=== GIVEN EXERCISE ===
Images are excluded; otherwise, output every record exactly.

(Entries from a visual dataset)
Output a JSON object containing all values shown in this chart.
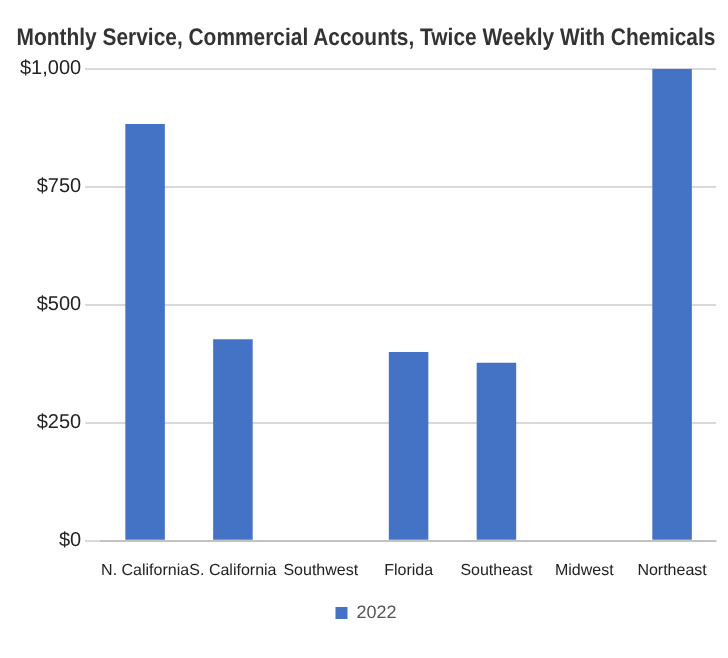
{
  "chart_data": {
    "type": "bar",
    "title": "Monthly Service, Commercial Accounts, Twice Weekly With Chemicals",
    "categories": [
      "N. California",
      "S. California",
      "Southwest",
      "Florida",
      "Southeast",
      "Midwest",
      "Northeast"
    ],
    "series": [
      {
        "name": "2022",
        "color": "#4472c4",
        "values": [
          883,
          427,
          null,
          400,
          377,
          null,
          1000
        ]
      }
    ],
    "ylim": [
      0,
      1000
    ],
    "yticks": [
      {
        "value": 0,
        "label": "$0"
      },
      {
        "value": 250,
        "label": "$250"
      },
      {
        "value": 500,
        "label": "$500"
      },
      {
        "value": 750,
        "label": "$750"
      },
      {
        "value": 1000,
        "label": "$1,000"
      }
    ],
    "grid": "y",
    "legend": "bottom"
  }
}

=== SOLUTION BELOW ===
Output a JSON object containing all values shown in this chart.
{
  "chart_data": {
    "type": "bar",
    "title": "Monthly Service, Commercial Accounts, Twice Weekly With Chemicals",
    "categories": [
      "N. California",
      "S. California",
      "Southwest",
      "Florida",
      "Southeast",
      "Midwest",
      "Northeast"
    ],
    "series": [
      {
        "name": "2022",
        "color": "#4472c4",
        "values": [
          883,
          427,
          null,
          400,
          377,
          null,
          1000
        ]
      }
    ],
    "ylim": [
      0,
      1000
    ],
    "yticks": [
      {
        "value": 0,
        "label": "$0"
      },
      {
        "value": 250,
        "label": "$250"
      },
      {
        "value": 500,
        "label": "$500"
      },
      {
        "value": 750,
        "label": "$750"
      },
      {
        "value": 1000,
        "label": "$1,000"
      }
    ],
    "grid": "y",
    "legend": "bottom"
  }
}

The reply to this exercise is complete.